• _EXERCISE_
Which lines in the records below contain the word "play"? Copy each of them.

• _RECORDS SHOWN_

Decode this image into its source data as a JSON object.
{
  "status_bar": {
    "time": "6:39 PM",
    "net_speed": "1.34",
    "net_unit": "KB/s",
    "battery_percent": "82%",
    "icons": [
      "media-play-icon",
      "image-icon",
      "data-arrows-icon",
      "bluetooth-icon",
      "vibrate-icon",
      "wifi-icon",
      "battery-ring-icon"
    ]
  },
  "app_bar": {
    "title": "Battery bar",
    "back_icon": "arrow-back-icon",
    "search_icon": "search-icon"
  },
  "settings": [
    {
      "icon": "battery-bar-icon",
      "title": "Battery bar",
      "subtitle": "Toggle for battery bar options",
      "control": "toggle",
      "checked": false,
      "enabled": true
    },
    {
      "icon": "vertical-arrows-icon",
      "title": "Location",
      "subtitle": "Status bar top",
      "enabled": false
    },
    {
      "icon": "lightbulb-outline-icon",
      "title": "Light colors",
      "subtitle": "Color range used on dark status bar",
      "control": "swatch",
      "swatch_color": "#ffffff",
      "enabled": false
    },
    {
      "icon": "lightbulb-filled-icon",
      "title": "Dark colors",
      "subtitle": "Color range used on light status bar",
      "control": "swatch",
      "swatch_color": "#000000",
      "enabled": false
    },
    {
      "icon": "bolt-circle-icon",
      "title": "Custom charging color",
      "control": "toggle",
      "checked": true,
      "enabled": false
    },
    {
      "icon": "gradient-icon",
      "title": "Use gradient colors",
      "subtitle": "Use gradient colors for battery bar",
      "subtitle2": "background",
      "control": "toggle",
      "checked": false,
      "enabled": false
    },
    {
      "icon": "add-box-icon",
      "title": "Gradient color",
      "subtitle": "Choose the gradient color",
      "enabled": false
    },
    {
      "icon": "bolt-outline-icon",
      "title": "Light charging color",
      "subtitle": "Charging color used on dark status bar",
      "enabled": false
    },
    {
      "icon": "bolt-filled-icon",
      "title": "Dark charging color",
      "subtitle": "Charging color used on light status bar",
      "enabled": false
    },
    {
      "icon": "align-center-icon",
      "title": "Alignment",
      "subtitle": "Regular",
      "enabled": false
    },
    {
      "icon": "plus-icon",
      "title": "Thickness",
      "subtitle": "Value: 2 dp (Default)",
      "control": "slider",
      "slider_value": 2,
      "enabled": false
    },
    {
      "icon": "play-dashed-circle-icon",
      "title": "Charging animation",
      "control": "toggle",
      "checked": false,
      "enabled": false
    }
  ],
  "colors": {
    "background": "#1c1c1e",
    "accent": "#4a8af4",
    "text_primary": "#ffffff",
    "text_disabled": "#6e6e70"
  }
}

• _RESPONSE TO THE EXERCISE_
      "media-play-icon",
      "icon": "play-dashed-circle-icon",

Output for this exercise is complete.